*Short exercise*.
Extract each line of the data and write it out again exactly.

*Provided material*.
'''

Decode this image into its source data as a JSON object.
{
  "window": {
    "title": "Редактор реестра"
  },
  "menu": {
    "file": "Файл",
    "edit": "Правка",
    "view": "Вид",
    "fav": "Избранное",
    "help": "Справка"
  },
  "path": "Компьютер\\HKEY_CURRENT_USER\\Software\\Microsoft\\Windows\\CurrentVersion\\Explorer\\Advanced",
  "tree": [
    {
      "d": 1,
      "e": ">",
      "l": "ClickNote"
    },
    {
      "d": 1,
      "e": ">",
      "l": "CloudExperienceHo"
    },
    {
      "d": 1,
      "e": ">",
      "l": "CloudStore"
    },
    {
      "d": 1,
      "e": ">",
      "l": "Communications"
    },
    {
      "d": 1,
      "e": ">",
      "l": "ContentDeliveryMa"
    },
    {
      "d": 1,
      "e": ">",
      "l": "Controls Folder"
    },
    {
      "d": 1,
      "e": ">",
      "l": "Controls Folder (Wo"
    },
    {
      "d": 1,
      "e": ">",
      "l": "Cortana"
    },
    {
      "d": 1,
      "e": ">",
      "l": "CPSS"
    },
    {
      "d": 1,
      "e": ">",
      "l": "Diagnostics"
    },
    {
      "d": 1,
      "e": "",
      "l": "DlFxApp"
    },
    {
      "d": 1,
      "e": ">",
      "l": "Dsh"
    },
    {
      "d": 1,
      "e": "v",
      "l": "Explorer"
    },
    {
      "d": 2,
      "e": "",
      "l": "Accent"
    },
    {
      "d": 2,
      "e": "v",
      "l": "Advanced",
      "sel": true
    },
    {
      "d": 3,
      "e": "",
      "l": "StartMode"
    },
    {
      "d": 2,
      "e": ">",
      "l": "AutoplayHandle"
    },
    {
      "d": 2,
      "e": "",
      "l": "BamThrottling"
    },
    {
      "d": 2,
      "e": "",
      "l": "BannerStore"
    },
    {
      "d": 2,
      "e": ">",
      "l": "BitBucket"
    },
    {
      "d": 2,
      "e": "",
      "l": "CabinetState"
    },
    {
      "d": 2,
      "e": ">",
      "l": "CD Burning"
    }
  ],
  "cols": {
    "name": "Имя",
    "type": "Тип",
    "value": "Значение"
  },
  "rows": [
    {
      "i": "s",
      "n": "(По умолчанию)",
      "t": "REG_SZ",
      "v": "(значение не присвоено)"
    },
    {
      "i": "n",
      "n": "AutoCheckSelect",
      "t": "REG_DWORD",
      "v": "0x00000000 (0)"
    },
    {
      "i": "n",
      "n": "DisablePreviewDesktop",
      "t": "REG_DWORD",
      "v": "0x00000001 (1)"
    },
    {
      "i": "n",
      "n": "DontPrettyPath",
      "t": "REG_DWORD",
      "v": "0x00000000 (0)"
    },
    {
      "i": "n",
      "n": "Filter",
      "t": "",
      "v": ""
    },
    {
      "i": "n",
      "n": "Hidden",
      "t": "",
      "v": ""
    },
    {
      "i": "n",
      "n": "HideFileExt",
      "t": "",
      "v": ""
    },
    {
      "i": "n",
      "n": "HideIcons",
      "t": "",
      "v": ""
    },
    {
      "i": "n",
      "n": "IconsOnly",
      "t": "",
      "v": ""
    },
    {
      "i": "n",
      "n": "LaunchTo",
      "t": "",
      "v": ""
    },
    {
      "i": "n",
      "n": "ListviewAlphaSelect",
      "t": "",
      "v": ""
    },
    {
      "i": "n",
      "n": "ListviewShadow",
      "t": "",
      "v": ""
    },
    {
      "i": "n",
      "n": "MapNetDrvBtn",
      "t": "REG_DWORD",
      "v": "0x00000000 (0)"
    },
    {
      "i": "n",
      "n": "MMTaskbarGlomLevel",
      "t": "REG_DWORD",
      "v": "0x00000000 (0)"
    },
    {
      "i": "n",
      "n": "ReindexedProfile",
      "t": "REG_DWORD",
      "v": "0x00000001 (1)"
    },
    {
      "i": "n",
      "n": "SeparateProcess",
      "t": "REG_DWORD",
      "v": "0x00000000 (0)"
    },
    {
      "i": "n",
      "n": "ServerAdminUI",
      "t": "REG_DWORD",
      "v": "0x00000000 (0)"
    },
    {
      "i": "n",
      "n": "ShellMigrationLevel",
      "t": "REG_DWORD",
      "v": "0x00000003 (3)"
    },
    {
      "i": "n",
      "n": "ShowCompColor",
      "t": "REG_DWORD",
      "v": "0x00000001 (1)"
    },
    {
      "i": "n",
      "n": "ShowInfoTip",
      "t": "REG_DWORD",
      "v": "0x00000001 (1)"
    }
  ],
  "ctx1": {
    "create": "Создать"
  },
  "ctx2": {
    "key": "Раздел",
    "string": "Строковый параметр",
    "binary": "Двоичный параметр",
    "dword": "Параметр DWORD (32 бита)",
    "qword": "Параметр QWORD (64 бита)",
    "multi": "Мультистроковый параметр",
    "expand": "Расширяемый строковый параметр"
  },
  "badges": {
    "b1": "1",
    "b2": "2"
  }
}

'''

*Task answer*.
Decode this image into its source data as a JSON object.
{
  "window": {
    "title": "Редактор реестра"
  },
  "menu": {
    "file": "Файл",
    "edit": "Правка",
    "view": "Вид",
    "fav": "Избранное",
    "help": "Справка"
  },
  "path": "Компьютер\\HKEY_CURRENT_USER\\Software\\Microsoft\\Windows\\CurrentVersion\\Explorer\\Advanced",
  "tree": [
    {
      "d": 1,
      "e": ">",
      "l": "ClickNote"
    },
    {
      "d": 1,
      "e": ">",
      "l": "CloudExperienceHo"
    },
    {
      "d": 1,
      "e": ">",
      "l": "CloudStore"
    },
    {
      "d": 1,
      "e": ">",
      "l": "Communications"
    },
    {
      "d": 1,
      "e": ">",
      "l": "ContentDeliveryMa"
    },
    {
      "d": 1,
      "e": ">",
      "l": "Controls Folder"
    },
    {
      "d": 1,
      "e": ">",
      "l": "Controls Folder (Wo"
    },
    {
      "d": 1,
      "e": ">",
      "l": "Cortana"
    },
    {
      "d": 1,
      "e": ">",
      "l": "CPSS"
    },
    {
      "d": 1,
      "e": ">",
      "l": "Diagnostics"
    },
    {
      "d": 1,
      "e": "",
      "l": "DlFxApp"
    },
    {
      "d": 1,
      "e": ">",
      "l": "Dsh"
    },
    {
      "d": 1,
      "e": "v",
      "l": "Explorer"
    },
    {
      "d": 2,
      "e": "",
      "l": "Accent"
    },
    {
      "d": 2,
      "e": "v",
      "l": "Advanced",
      "sel": true
    },
    {
      "d": 3,
      "e": "",
      "l": "StartMode"
    },
    {
      "d": 2,
      "e": ">",
      "l": "AutoplayHandle"
    },
    {
      "d": 2,
      "e": "",
      "l": "BamThrottling"
    },
    {
      "d": 2,
      "e": "",
      "l": "BannerStore"
    },
    {
      "d": 2,
      "e": ">",
      "l": "BitBucket"
    },
    {
      "d": 2,
      "e": "",
      "l": "CabinetState"
    },
    {
      "d": 2,
      "e": ">",
      "l": "CD Burning"
    }
  ],
  "cols": {
    "name": "Имя",
    "type": "Тип",
    "value": "Значение"
  },
  "rows": [
    {
      "i": "s",
      "n": "(По умолчанию)",
      "t": "REG_SZ",
      "v": "(значение не присвоено)"
    },
    {
      "i": "n",
      "n": "AutoCheckSelect",
      "t": "REG_DWORD",
      "v": "0x00000000 (0)"
    },
    {
      "i": "n",
      "n": "DisablePreviewDesktop",
      "t": "REG_DWORD",
      "v": "0x00000001 (1)"
    },
    {
      "i": "n",
      "n": "DontPrettyPath",
      "t": "REG_DWORD",
      "v": "0x00000000 (0)"
    },
    {
      "i": "n",
      "n": "Filter",
      "t": "",
      "v": ""
    },
    {
      "i": "n",
      "n": "Hidden",
      "t": "",
      "v": ""
    },
    {
      "i": "n",
      "n": "HideFileExt",
      "t": "",
      "v": ""
    },
    {
      "i": "n",
      "n": "HideIcons",
      "t": "",
      "v": ""
    },
    {
      "i": "n",
      "n": "IconsOnly",
      "t": "",
      "v": ""
    },
    {
      "i": "n",
      "n": "LaunchTo",
      "t": "",
      "v": ""
    },
    {
      "i": "n",
      "n": "ListviewAlphaSelect",
      "t": "",
      "v": ""
    },
    {
      "i": "n",
      "n": "ListviewShadow",
      "t": "",
      "v": ""
    },
    {
      "i": "n",
      "n": "MapNetDrvBtn",
      "t": "REG_DWORD",
      "v": "0x00000000 (0)"
    },
    {
      "i": "n",
      "n": "MMTaskbarGlomLevel",
      "t": "REG_DWORD",
      "v": "0x00000000 (0)"
    },
    {
      "i": "n",
      "n": "ReindexedProfile",
      "t": "REG_DWORD",
      "v": "0x00000001 (1)"
    },
    {
      "i": "n",
      "n": "SeparateProcess",
      "t": "REG_DWORD",
      "v": "0x00000000 (0)"
    },
    {
      "i": "n",
      "n": "ServerAdminUI",
      "t": "REG_DWORD",
      "v": "0x00000000 (0)"
    },
    {
      "i": "n",
      "n": "ShellMigrationLevel",
      "t": "REG_DWORD",
      "v": "0x00000003 (3)"
    },
    {
      "i": "n",
      "n": "ShowCompColor",
      "t": "REG_DWORD",
      "v": "0x00000001 (1)"
    },
    {
      "i": "n",
      "n": "ShowInfoTip",
      "t": "REG_DWORD",
      "v": "0x00000001 (1)"
    }
  ],
  "ctx1": {
    "create": "Создать"
  },
  "ctx2": {
    "key": "Раздел",
    "string": "Строковый параметр",
    "binary": "Двоичный параметр",
    "dword": "Параметр DWORD (32 бита)",
    "qword": "Параметр QWORD (64 бита)",
    "multi": "Мультистроковый параметр",
    "expand": "Расширяемый строковый параметр"
  },
  "badges": {
    "b1": "1",
    "b2": "2"
  }
}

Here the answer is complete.